§ **DO THIS**
In the listing below, locate the lines that hold "ЗАБОТА" and copy them.

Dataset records
####
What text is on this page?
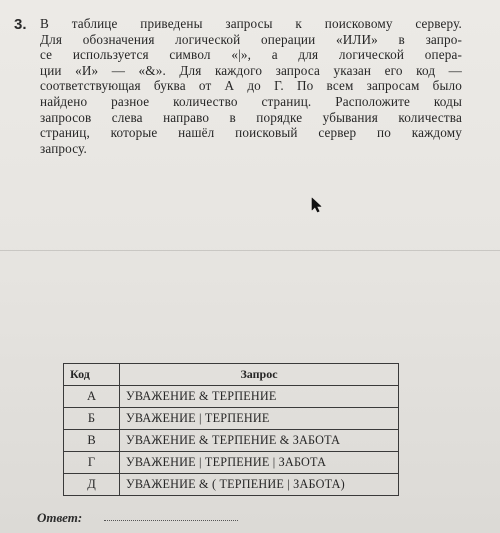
3. В таблице приведены запросы к поисковому серверу.
Для обозначения логической операции «ИЛИ» в запро-
се используется символ «|», а для логической опера-
ции «И» — «&». Для каждого запроса указан его код —
соответствующая буква от А до Г. По всем запросам было
найдено разное количество страниц. Расположите коды
запросов слева направо в порядке убывания количества
страниц, которые нашёл поисковый сервер по каждому
запросу.
Код	Запрос
А	УВАЖЕНИЕ & ТЕРПЕНИЕ
Б	УВАЖЕНИЕ | ТЕРПЕНИЕ
В	УВАЖЕНИЕ & ТЕРПЕНИЕ & ЗАБОТА
Г	УВАЖЕНИЕ | ТЕРПЕНИЕ | ЗАБОТА
Д	УВАЖЕНИЕ & ( ТЕРПЕНИЕ | ЗАБОТА)
Ответ:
####
§ **EXPECTED ANSWER**
В	УВАЖЕНИЕ & ТЕРПЕНИЕ & ЗАБОТА
Г	УВАЖЕНИЕ | ТЕРПЕНИЕ | ЗАБОТА
Д	УВАЖЕНИЕ & ( ТЕРПЕНИЕ | ЗАБОТА)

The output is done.